== PROVIDED RECORDS

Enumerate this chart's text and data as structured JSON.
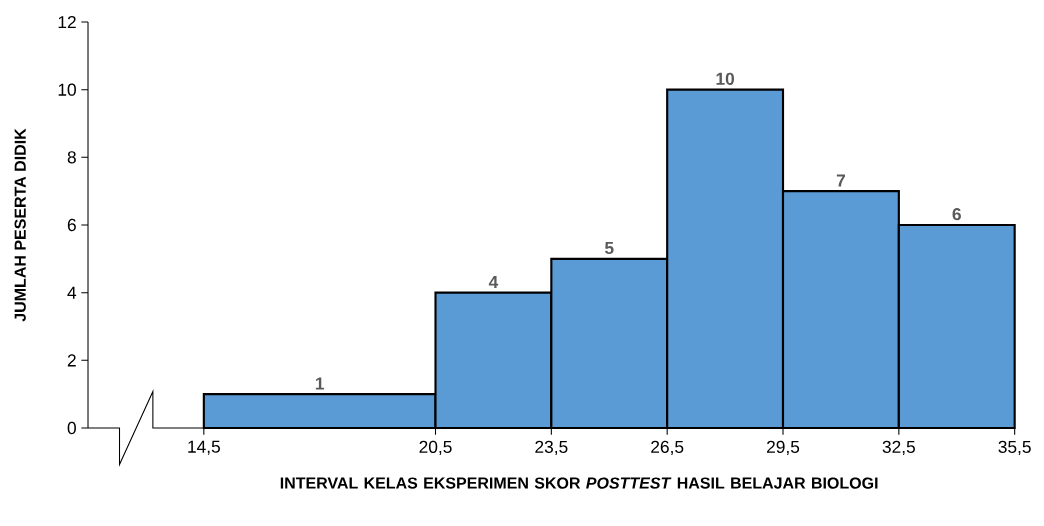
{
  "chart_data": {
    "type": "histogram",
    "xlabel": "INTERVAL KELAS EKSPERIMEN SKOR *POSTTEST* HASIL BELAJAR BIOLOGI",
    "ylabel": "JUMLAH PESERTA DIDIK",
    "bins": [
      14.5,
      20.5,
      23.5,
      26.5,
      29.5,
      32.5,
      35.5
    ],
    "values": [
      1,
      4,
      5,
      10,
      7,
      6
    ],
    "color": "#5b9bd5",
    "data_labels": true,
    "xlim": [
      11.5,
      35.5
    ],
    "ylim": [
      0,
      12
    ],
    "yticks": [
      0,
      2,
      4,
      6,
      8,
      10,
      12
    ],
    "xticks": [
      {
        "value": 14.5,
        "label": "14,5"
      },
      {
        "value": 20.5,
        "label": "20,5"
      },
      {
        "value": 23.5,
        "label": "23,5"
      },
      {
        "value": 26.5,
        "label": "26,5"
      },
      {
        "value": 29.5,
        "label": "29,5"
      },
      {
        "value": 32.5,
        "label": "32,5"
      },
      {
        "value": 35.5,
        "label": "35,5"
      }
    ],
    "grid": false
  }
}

====

*WHAT NEEDS TO BE DONE*:
Reproduce all the records verbatim, excluding images.

*EXERCISE ANSWER*:
Enumerate this chart's text and data as structured JSON.
{
  "chart_data": {
    "type": "histogram",
    "xlabel": "INTERVAL KELAS EKSPERIMEN SKOR *POSTTEST* HASIL BELAJAR BIOLOGI",
    "ylabel": "JUMLAH PESERTA DIDIK",
    "bins": [
      14.5,
      20.5,
      23.5,
      26.5,
      29.5,
      32.5,
      35.5
    ],
    "values": [
      1,
      4,
      5,
      10,
      7,
      6
    ],
    "color": "#5b9bd5",
    "data_labels": true,
    "xlim": [
      11.5,
      35.5
    ],
    "ylim": [
      0,
      12
    ],
    "yticks": [
      0,
      2,
      4,
      6,
      8,
      10,
      12
    ],
    "xticks": [
      {
        "value": 14.5,
        "label": "14,5"
      },
      {
        "value": 20.5,
        "label": "20,5"
      },
      {
        "value": 23.5,
        "label": "23,5"
      },
      {
        "value": 26.5,
        "label": "26,5"
      },
      {
        "value": 29.5,
        "label": "29,5"
      },
      {
        "value": 32.5,
        "label": "32,5"
      },
      {
        "value": 35.5,
        "label": "35,5"
      }
    ],
    "grid": false
  }
}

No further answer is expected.